• [Given instruction]:
Count the lines below that contain the word "Фальстафа" and give only the number.

Records contained in a dataset:

---

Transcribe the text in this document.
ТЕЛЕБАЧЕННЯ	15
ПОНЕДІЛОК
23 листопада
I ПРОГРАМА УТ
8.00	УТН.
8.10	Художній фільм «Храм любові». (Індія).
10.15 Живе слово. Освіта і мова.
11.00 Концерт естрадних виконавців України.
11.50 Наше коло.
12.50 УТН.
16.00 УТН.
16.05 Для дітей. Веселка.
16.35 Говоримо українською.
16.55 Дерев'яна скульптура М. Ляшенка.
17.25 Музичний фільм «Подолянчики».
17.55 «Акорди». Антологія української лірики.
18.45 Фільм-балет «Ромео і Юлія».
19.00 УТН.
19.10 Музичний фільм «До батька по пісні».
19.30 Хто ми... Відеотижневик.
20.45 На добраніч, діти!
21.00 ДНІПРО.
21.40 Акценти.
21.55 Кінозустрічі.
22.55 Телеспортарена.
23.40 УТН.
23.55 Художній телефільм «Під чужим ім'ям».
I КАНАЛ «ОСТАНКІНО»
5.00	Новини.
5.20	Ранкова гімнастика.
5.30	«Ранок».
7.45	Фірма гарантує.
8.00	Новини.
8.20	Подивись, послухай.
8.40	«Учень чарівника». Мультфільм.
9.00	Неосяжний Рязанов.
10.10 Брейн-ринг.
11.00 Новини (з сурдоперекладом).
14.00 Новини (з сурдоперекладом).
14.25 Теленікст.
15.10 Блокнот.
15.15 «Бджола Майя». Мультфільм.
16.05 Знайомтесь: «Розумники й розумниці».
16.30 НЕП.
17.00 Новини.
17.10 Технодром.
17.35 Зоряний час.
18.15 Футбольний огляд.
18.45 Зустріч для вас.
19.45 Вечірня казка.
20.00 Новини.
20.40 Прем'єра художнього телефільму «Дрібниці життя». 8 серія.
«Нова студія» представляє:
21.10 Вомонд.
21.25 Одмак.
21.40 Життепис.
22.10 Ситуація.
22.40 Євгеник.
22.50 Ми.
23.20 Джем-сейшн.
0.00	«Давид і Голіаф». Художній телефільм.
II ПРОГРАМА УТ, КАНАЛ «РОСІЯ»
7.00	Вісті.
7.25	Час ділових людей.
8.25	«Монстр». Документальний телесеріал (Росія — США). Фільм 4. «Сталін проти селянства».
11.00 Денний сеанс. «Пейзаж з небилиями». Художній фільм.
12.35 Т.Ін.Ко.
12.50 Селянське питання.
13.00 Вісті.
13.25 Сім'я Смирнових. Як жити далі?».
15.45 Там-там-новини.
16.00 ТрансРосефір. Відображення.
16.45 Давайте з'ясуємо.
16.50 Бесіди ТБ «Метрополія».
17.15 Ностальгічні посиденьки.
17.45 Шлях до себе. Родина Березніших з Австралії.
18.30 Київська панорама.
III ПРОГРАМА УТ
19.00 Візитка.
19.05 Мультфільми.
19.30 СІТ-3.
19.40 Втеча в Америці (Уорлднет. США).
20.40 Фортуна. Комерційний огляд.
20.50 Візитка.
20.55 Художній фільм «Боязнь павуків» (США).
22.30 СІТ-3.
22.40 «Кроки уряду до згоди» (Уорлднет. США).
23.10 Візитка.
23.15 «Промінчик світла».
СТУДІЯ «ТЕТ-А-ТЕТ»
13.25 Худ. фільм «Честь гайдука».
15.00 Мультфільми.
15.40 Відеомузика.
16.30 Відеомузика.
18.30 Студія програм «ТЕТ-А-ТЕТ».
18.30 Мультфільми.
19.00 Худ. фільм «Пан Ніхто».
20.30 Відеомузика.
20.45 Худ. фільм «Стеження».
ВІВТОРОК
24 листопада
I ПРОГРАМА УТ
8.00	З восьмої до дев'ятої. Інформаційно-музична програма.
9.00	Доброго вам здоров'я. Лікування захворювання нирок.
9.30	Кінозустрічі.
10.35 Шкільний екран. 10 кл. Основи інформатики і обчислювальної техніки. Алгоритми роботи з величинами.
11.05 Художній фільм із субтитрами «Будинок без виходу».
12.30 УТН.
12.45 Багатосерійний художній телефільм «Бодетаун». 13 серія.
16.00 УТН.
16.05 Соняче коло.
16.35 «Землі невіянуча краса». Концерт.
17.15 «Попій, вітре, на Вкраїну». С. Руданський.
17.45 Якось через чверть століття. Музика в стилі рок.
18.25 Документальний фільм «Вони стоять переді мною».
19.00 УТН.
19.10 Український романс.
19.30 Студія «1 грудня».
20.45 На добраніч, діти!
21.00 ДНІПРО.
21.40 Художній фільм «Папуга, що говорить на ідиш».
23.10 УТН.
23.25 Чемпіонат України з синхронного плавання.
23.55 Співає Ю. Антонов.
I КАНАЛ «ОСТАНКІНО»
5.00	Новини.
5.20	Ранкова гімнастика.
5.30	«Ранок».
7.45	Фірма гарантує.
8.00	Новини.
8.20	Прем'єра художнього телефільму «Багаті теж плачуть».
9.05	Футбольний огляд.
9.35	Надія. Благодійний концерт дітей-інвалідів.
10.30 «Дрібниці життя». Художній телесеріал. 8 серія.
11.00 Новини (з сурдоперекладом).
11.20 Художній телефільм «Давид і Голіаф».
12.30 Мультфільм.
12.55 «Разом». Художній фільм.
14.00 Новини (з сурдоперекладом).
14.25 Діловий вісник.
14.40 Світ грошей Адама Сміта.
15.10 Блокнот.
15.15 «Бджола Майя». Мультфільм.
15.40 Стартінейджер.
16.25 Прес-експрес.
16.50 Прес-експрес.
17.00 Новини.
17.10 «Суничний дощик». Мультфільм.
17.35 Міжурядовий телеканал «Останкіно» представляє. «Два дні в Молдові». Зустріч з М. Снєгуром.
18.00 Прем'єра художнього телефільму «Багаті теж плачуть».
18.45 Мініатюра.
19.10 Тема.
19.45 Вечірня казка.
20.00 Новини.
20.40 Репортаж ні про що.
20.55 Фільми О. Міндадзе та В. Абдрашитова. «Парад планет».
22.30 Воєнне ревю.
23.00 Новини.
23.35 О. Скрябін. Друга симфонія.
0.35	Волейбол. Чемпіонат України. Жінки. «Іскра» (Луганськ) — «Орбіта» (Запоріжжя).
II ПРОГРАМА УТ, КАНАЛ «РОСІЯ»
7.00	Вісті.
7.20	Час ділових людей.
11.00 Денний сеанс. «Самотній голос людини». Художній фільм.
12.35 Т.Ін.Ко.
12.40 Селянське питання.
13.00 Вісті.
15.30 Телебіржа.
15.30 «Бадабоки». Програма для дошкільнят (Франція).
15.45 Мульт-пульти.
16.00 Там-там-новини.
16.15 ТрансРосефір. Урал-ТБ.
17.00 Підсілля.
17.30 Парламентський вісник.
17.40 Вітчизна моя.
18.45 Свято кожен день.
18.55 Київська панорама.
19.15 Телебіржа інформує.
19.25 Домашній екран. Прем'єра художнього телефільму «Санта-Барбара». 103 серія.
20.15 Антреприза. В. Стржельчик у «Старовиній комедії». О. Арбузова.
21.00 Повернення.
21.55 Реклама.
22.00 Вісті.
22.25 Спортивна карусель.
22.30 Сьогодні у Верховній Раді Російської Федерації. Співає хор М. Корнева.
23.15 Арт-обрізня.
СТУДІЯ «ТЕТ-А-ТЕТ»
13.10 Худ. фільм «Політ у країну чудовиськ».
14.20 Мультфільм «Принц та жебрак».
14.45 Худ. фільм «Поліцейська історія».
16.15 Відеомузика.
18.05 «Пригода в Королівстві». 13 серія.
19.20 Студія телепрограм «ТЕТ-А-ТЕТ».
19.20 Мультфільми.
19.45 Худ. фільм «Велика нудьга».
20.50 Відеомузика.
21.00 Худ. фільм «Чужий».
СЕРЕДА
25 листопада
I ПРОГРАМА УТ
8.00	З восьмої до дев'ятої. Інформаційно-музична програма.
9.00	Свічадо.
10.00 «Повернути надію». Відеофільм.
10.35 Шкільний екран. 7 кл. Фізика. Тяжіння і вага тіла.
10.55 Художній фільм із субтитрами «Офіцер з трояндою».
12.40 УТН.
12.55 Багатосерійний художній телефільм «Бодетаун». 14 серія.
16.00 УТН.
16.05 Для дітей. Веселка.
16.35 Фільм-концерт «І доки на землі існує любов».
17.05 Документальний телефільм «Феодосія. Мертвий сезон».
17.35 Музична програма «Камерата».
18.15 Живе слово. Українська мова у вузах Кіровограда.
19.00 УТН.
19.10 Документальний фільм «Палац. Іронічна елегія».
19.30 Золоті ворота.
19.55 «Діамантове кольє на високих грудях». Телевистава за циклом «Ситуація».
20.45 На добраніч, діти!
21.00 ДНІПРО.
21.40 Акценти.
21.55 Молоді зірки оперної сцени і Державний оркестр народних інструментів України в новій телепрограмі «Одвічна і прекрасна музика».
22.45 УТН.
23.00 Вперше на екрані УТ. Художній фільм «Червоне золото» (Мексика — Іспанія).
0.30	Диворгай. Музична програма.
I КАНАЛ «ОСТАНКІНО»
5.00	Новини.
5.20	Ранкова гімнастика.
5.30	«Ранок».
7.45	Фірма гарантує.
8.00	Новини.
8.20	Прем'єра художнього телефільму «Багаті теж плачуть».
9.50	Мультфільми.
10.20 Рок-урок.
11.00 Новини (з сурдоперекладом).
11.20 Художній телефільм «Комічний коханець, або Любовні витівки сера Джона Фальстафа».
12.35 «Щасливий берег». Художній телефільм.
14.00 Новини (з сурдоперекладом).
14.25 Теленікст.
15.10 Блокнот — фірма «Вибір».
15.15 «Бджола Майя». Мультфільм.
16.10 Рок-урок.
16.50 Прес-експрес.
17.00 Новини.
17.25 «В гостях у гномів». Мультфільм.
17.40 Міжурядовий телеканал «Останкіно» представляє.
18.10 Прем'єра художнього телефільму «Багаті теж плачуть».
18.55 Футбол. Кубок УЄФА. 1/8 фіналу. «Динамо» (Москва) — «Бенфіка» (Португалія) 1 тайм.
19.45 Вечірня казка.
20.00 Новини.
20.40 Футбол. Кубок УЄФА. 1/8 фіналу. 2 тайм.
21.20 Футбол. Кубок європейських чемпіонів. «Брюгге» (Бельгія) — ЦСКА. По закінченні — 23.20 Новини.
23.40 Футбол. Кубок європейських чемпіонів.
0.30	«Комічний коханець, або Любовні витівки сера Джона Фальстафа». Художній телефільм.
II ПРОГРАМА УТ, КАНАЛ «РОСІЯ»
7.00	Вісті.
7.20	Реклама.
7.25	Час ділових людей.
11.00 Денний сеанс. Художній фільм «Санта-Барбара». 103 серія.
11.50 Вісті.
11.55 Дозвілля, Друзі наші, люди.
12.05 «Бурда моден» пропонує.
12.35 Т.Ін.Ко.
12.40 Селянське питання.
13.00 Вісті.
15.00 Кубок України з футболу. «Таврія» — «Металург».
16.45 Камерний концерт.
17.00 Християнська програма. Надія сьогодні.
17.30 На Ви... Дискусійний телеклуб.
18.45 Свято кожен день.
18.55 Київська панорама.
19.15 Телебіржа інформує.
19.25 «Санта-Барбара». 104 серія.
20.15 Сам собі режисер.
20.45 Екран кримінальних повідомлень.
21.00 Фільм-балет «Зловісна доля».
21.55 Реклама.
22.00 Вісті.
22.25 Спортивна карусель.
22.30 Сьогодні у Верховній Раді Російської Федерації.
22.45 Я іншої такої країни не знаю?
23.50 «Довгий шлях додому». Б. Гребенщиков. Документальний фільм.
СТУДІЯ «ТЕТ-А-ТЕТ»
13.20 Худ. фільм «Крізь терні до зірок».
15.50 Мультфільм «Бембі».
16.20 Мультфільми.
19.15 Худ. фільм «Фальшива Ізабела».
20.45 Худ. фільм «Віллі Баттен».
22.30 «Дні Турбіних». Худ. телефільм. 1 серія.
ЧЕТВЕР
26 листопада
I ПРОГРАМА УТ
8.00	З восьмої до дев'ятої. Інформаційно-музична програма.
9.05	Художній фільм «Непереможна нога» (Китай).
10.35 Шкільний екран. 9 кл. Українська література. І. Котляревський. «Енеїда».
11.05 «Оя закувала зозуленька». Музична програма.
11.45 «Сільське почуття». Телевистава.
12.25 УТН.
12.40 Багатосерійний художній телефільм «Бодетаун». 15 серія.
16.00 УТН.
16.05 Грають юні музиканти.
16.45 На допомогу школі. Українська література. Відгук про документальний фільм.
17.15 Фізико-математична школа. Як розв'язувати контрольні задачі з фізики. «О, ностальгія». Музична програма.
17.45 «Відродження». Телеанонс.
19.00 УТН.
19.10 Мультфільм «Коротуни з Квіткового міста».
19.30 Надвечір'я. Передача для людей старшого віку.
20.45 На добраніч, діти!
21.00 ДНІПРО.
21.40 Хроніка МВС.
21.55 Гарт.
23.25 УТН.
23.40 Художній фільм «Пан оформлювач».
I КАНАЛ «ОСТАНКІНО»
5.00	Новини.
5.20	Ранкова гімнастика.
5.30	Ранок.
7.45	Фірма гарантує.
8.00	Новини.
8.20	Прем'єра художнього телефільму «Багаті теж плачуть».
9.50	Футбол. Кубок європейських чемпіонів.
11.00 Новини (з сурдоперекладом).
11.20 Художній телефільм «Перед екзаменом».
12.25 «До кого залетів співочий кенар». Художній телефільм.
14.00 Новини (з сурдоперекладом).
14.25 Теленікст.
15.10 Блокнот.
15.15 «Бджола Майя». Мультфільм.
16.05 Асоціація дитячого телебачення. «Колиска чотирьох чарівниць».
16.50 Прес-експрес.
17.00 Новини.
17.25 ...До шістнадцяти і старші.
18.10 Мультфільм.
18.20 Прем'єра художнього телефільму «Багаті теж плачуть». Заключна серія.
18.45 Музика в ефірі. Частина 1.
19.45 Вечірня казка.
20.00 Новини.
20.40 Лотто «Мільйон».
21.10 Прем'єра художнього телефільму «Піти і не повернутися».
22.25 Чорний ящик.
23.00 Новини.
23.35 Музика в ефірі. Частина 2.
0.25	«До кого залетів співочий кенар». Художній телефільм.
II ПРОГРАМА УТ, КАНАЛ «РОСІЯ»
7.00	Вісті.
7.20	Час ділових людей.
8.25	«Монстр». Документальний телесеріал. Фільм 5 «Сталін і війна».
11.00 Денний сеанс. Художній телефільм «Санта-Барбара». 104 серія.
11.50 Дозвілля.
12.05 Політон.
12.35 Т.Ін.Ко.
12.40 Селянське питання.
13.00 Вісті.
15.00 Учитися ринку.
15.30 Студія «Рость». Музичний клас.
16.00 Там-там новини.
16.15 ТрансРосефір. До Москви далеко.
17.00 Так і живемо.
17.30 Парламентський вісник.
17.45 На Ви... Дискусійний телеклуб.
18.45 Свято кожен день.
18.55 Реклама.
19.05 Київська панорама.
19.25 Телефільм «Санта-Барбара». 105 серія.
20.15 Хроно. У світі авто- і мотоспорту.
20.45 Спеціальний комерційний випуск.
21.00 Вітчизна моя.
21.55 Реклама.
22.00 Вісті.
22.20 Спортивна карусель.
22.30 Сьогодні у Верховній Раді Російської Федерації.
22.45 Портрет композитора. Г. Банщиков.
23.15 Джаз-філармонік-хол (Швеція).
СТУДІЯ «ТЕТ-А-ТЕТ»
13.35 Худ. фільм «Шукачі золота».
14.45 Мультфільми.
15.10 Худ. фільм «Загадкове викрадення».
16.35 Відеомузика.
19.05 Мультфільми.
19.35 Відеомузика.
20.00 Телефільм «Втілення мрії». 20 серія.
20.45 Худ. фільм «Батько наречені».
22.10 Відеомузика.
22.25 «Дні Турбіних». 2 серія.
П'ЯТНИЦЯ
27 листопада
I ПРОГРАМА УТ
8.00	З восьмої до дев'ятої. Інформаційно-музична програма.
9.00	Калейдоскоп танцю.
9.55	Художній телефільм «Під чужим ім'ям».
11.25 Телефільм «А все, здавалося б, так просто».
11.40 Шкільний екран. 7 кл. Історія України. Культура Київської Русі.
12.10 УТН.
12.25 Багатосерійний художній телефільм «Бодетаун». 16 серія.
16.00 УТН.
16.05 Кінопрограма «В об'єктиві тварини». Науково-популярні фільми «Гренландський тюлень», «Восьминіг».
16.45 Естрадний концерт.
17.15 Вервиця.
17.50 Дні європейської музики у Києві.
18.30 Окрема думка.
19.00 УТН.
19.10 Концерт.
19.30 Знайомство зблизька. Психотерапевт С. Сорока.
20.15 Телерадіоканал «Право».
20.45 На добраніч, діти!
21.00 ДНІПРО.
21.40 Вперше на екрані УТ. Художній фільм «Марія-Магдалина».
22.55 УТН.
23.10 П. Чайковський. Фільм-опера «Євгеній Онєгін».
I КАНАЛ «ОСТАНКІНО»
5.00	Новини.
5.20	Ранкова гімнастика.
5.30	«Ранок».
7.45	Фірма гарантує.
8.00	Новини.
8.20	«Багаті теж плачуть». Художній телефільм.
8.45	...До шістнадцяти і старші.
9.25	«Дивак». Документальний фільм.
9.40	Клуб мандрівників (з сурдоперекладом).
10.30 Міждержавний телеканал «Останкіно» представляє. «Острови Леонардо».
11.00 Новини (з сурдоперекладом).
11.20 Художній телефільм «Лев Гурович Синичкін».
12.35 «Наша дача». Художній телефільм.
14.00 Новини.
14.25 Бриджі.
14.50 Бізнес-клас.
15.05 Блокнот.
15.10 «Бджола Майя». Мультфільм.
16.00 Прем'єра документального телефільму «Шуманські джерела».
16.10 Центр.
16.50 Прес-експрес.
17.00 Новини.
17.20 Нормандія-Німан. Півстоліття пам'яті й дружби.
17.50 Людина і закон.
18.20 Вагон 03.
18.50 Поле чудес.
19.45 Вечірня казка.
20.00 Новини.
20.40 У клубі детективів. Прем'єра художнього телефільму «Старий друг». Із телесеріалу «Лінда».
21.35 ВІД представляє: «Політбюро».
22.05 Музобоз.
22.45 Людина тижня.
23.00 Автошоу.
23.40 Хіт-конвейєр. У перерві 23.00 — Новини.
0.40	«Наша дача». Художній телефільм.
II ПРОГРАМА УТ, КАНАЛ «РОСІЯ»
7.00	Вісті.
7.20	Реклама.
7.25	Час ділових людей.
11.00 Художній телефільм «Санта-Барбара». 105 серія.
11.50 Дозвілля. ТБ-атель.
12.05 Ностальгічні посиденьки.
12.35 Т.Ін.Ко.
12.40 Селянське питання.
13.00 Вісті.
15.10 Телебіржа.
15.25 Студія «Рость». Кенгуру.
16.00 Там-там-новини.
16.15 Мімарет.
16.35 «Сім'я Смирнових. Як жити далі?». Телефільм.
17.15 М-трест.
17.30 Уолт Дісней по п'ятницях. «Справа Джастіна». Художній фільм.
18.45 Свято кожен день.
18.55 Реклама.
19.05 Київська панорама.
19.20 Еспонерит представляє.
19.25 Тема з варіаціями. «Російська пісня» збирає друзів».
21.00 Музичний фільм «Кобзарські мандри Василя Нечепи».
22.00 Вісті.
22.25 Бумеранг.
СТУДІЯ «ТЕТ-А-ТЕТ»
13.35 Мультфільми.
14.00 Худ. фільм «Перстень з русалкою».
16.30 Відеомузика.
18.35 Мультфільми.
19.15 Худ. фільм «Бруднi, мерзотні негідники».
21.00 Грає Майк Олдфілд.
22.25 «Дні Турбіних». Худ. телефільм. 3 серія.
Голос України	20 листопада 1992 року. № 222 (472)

---

• [Full response]:
2